• Task goal:
Give the count of lines in the data that include the string "мѣстами", with no added remarks.
%%
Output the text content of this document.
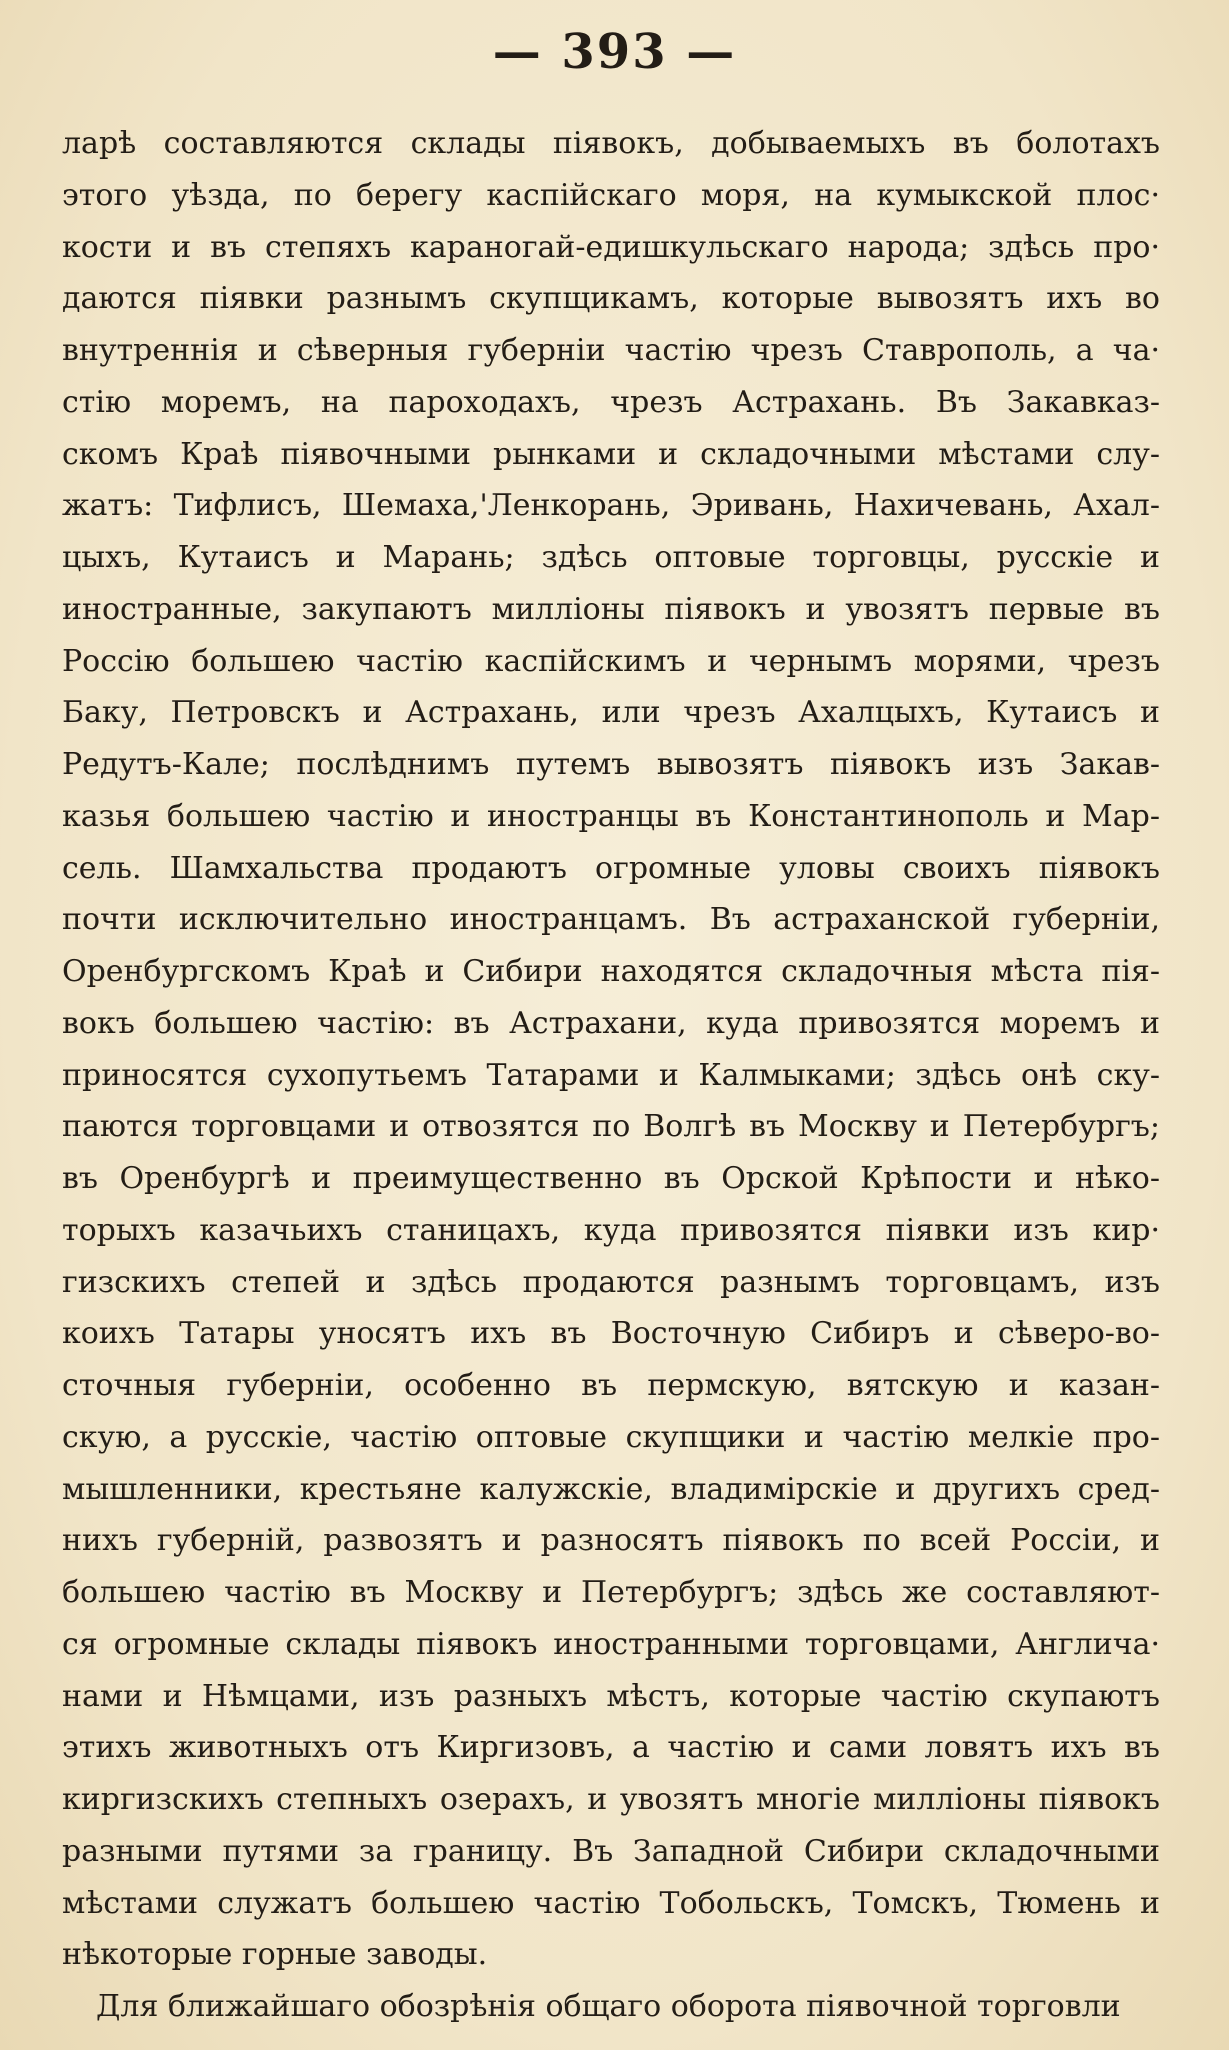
— 393 —
ларѣ составляются склады піявокъ, добываемыхъ въ болотахъ
этого уѣзда, по берегу каспійскаго моря, на кумыкской плос·
кости и въ степяхъ караногай-едишкульскаго народа; здѣсь про·
даются піявки разнымъ скупщикамъ, которые вывозятъ ихъ во
внутреннія и сѣверныя губерніи частію чрезъ Ставрополь, а ча·
стію моремъ, на пароходахъ, чрезъ Астрахань. Въ Закавказ-
скомъ Краѣ піявочными рынками и складочными мѣстами слу-
жатъ: Тифлисъ, Шемаха,'Ленкорань, Эривань, Нахичевань, Ахал-
цыхъ, Кутаисъ и Марань; здѣсь оптовые торговцы, русскіе и
иностранные, закупаютъ милліоны піявокъ и увозятъ первые въ
Россію большею частію каспійскимъ и чернымъ морями, чрезъ
Баку, Петровскъ и Астрахань, или чрезъ Ахалцыхъ, Кутаисъ и
Редутъ-Кале; послѣднимъ путемъ вывозятъ піявокъ изъ Закав-
казья большею частію и иностранцы въ Константинополь и Мар-
сель. Шамхальства продаютъ огромные уловы своихъ піявокъ
почти исключительно иностранцамъ. Въ астраханской губерніи,
Оренбургскомъ Краѣ и Сибири находятся складочныя мѣста пія-
вокъ большею частію: въ Астрахани, куда привозятся моремъ и
приносятся сухопутьемъ Татарами и Калмыками; здѣсь онѣ ску-
паются торговцами и отвозятся по Волгѣ въ Москву и Петербургъ;
въ Оренбургѣ и преимущественно въ Орской Крѣпости и нѣко-
торыхъ казачьихъ станицахъ, куда привозятся піявки изъ кир·
гизскихъ степей и здѣсь продаются разнымъ торговцамъ, изъ
коихъ Татары уносятъ ихъ въ Восточную Сибиръ и сѣверо-во-
сточныя губерніи, особенно въ пермскую, вятскую и казан-
скую, а русскіе, частію оптовые скупщики и частію мелкіе про-
мышленники, крестьяне калужскіе, владимірскіе и другихъ сред-
нихъ губерній, развозятъ и разносятъ піявокъ по всей Россіи, и
большею частію въ Москву и Петербургъ; здѣсь же составляют-
ся огромные склады піявокъ иностранными торговцами, Англича·
нами и Нѣмцами, изъ разныхъ мѣстъ, которые частію скупаютъ
этихъ животныхъ отъ Киргизовъ, а частію и сами ловятъ ихъ въ
киргизскихъ степныхъ озерахъ, и увозятъ многіе милліоны піявокъ
разными путями за границу. Въ Западной Сибири складочными
мѣстами служатъ большею частію Тобольскъ, Томскъ, Тюмень и
нѣкоторые горные заводы.
Для ближайшаго обозрѣнія общаго оборота піявочной торговли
%%
• Task result:
2